WHAT THE EXERCISE ASKS:
Omit all pictures, then retype the data exactly as given.

EXERCISE DATA:
--- Begin ---
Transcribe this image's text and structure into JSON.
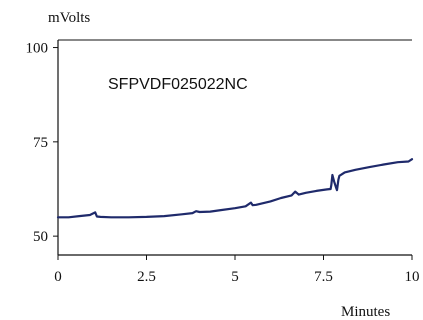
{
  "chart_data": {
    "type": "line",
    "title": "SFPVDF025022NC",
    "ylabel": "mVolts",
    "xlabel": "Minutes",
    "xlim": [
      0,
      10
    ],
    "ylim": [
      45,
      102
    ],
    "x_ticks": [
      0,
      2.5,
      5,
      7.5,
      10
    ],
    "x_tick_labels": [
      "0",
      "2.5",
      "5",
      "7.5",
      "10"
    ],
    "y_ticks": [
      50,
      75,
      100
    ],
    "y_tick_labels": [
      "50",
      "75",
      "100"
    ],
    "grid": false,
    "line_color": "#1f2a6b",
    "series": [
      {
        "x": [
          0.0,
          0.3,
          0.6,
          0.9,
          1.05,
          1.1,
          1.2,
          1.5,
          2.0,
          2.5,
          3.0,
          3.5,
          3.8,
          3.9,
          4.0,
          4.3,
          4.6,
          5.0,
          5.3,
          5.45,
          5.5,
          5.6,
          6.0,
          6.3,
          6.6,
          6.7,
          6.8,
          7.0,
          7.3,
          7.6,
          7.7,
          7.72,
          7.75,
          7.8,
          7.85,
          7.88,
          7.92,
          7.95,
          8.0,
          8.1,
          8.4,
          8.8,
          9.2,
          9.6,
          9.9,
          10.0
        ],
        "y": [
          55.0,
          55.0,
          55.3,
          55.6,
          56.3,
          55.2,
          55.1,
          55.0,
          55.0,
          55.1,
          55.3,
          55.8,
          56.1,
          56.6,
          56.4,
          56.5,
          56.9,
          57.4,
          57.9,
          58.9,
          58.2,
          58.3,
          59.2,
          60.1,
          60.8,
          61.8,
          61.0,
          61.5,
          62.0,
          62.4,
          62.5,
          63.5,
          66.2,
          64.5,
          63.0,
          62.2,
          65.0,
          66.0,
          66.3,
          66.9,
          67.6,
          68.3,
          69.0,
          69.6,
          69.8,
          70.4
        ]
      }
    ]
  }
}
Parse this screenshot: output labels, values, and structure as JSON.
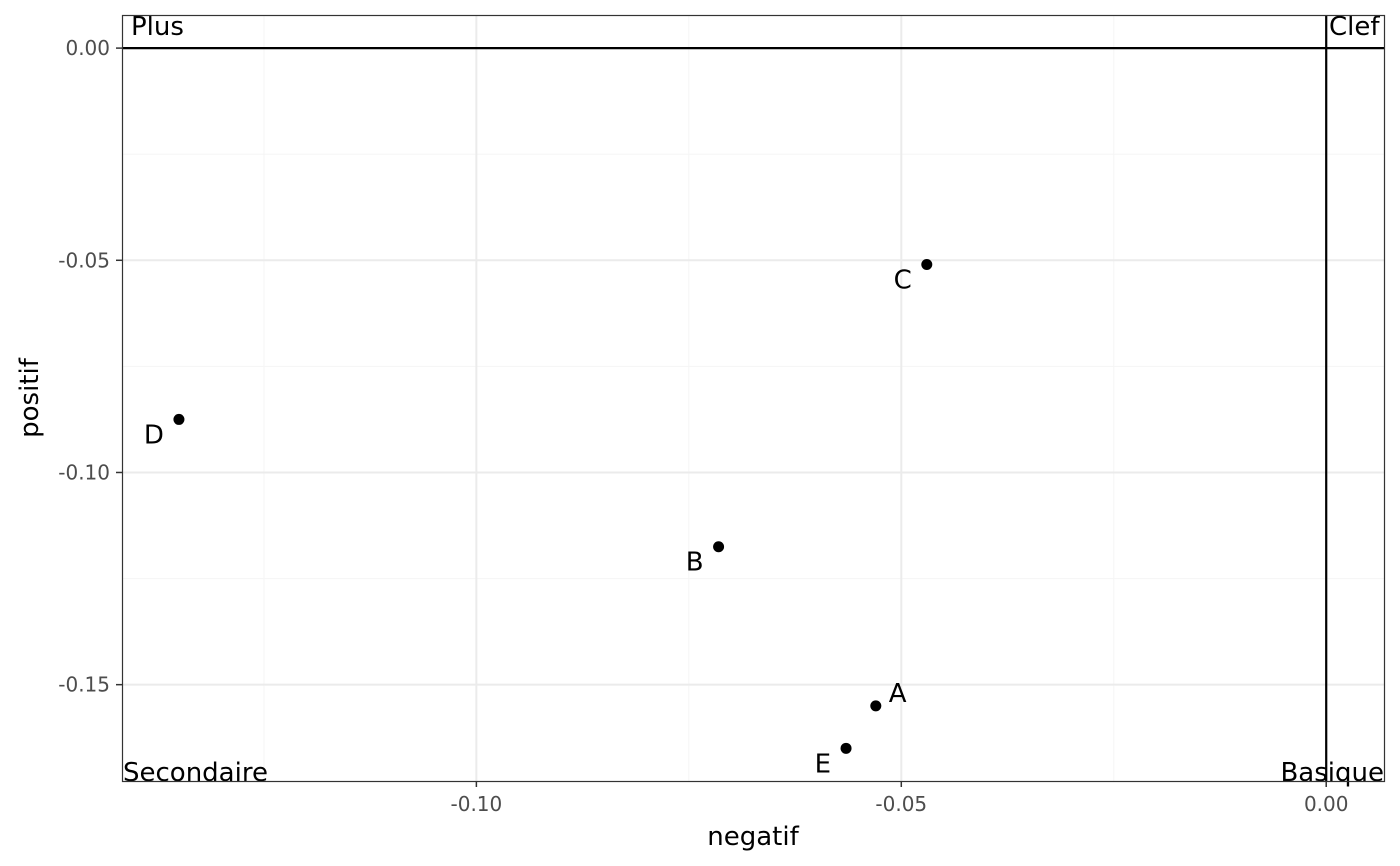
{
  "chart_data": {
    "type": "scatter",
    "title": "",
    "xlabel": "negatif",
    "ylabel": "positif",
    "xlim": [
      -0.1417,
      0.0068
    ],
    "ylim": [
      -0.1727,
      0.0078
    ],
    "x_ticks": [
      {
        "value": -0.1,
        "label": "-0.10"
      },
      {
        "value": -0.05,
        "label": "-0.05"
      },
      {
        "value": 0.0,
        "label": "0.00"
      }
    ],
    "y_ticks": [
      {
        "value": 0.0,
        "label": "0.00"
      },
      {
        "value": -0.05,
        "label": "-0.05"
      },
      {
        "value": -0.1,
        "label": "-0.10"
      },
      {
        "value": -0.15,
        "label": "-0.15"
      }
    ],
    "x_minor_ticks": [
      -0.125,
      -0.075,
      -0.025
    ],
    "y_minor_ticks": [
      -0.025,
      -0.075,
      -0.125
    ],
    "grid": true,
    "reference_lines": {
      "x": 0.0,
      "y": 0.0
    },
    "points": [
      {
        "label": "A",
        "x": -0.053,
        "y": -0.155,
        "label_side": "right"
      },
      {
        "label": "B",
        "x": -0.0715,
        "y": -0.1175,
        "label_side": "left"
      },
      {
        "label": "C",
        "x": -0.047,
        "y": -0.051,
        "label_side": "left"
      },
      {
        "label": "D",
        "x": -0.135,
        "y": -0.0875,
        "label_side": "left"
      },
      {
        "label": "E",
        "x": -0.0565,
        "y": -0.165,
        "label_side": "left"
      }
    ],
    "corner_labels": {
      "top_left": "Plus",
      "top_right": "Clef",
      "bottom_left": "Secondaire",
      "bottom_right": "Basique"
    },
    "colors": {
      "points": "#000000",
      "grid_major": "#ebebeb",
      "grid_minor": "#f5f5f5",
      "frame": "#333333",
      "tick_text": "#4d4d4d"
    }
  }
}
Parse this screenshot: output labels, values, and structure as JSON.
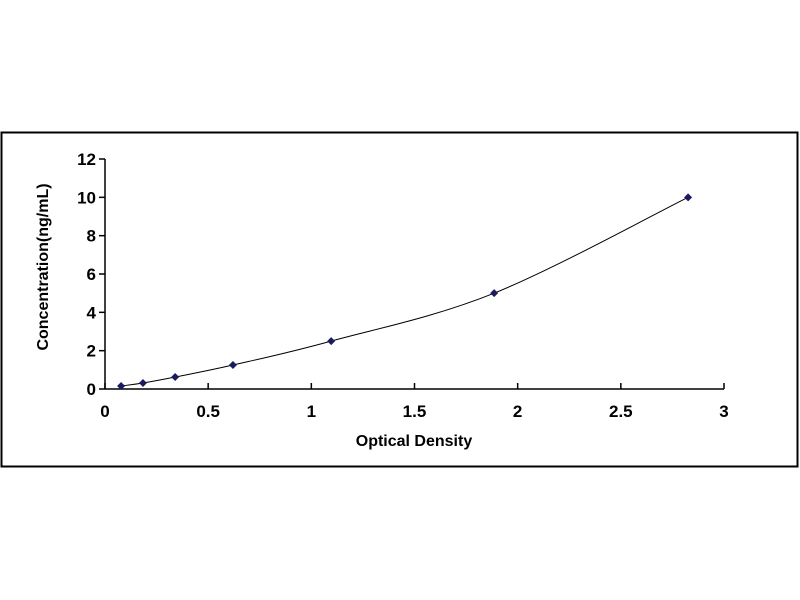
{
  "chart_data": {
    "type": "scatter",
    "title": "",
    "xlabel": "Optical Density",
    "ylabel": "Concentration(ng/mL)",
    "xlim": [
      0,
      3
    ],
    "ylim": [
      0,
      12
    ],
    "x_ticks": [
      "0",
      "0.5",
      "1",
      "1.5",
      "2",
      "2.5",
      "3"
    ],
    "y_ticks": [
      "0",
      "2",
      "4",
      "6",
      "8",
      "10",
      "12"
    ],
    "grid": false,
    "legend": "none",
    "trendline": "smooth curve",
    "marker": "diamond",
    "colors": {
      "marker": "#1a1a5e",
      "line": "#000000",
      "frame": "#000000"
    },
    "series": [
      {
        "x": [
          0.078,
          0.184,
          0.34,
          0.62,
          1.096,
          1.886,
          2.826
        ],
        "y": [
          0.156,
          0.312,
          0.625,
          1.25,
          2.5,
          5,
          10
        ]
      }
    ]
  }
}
--- End ---
RESPONSE TO THE TASK:
Transcribe this image's text and structure into JSON.
{
  "chart_data": {
    "type": "line",
    "title": "SFPVDF025022NC",
    "ylabel": "mVolts",
    "xlabel": "Minutes",
    "xlim": [
      0,
      10
    ],
    "ylim": [
      45,
      102
    ],
    "x_ticks": [
      0,
      2.5,
      5,
      7.5,
      10
    ],
    "x_tick_labels": [
      "0",
      "2.5",
      "5",
      "7.5",
      "10"
    ],
    "y_ticks": [
      50,
      75,
      100
    ],
    "y_tick_labels": [
      "50",
      "75",
      "100"
    ],
    "grid": false,
    "line_color": "#1f2a6b",
    "series": [
      {
        "x": [
          0.0,
          0.3,
          0.6,
          0.9,
          1.05,
          1.1,
          1.2,
          1.5,
          2.0,
          2.5,
          3.0,
          3.5,
          3.8,
          3.9,
          4.0,
          4.3,
          4.6,
          5.0,
          5.3,
          5.45,
          5.5,
          5.6,
          6.0,
          6.3,
          6.6,
          6.7,
          6.8,
          7.0,
          7.3,
          7.6,
          7.7,
          7.72,
          7.75,
          7.8,
          7.85,
          7.88,
          7.92,
          7.95,
          8.0,
          8.1,
          8.4,
          8.8,
          9.2,
          9.6,
          9.9,
          10.0
        ],
        "y": [
          55.0,
          55.0,
          55.3,
          55.6,
          56.3,
          55.2,
          55.1,
          55.0,
          55.0,
          55.1,
          55.3,
          55.8,
          56.1,
          56.6,
          56.4,
          56.5,
          56.9,
          57.4,
          57.9,
          58.9,
          58.2,
          58.3,
          59.2,
          60.1,
          60.8,
          61.8,
          61.0,
          61.5,
          62.0,
          62.4,
          62.5,
          63.5,
          66.2,
          64.5,
          63.0,
          62.2,
          65.0,
          66.0,
          66.3,
          66.9,
          67.6,
          68.3,
          69.0,
          69.6,
          69.8,
          70.4
        ]
      }
    ]
  }
}
Parse this screenshot: output labels, values, and structure as JSON.
{
  "chart_data": {
    "type": "scatter",
    "title": "",
    "xlabel": "negatif",
    "ylabel": "positif",
    "xlim": [
      -0.1417,
      0.0068
    ],
    "ylim": [
      -0.1727,
      0.0078
    ],
    "x_ticks": [
      {
        "value": -0.1,
        "label": "-0.10"
      },
      {
        "value": -0.05,
        "label": "-0.05"
      },
      {
        "value": 0.0,
        "label": "0.00"
      }
    ],
    "y_ticks": [
      {
        "value": 0.0,
        "label": "0.00"
      },
      {
        "value": -0.05,
        "label": "-0.05"
      },
      {
        "value": -0.1,
        "label": "-0.10"
      },
      {
        "value": -0.15,
        "label": "-0.15"
      }
    ],
    "x_minor_ticks": [
      -0.125,
      -0.075,
      -0.025
    ],
    "y_minor_ticks": [
      -0.025,
      -0.075,
      -0.125
    ],
    "grid": true,
    "reference_lines": {
      "x": 0.0,
      "y": 0.0
    },
    "points": [
      {
        "label": "A",
        "x": -0.053,
        "y": -0.155,
        "label_side": "right"
      },
      {
        "label": "B",
        "x": -0.0715,
        "y": -0.1175,
        "label_side": "left"
      },
      {
        "label": "C",
        "x": -0.047,
        "y": -0.051,
        "label_side": "left"
      },
      {
        "label": "D",
        "x": -0.135,
        "y": -0.0875,
        "label_side": "left"
      },
      {
        "label": "E",
        "x": -0.0565,
        "y": -0.165,
        "label_side": "left"
      }
    ],
    "corner_labels": {
      "top_left": "Plus",
      "top_right": "Clef",
      "bottom_left": "Secondaire",
      "bottom_right": "Basique"
    },
    "colors": {
      "points": "#000000",
      "grid_major": "#ebebeb",
      "grid_minor": "#f5f5f5",
      "frame": "#333333",
      "tick_text": "#4d4d4d"
    }
  }
}
Parse this screenshot: output labels, values, and structure as JSON.
{
  "chart_data": {
    "type": "scatter",
    "title": "",
    "xlabel": "Optical Density",
    "ylabel": "Concentration(ng/mL)",
    "xlim": [
      0,
      3
    ],
    "ylim": [
      0,
      12
    ],
    "x_ticks": [
      "0",
      "0.5",
      "1",
      "1.5",
      "2",
      "2.5",
      "3"
    ],
    "y_ticks": [
      "0",
      "2",
      "4",
      "6",
      "8",
      "10",
      "12"
    ],
    "grid": false,
    "legend": "none",
    "trendline": "smooth curve",
    "marker": "diamond",
    "colors": {
      "marker": "#1a1a5e",
      "line": "#000000",
      "frame": "#000000"
    },
    "series": [
      {
        "x": [
          0.078,
          0.184,
          0.34,
          0.62,
          1.096,
          1.886,
          2.826
        ],
        "y": [
          0.156,
          0.312,
          0.625,
          1.25,
          2.5,
          5,
          10
        ]
      }
    ]
  }
}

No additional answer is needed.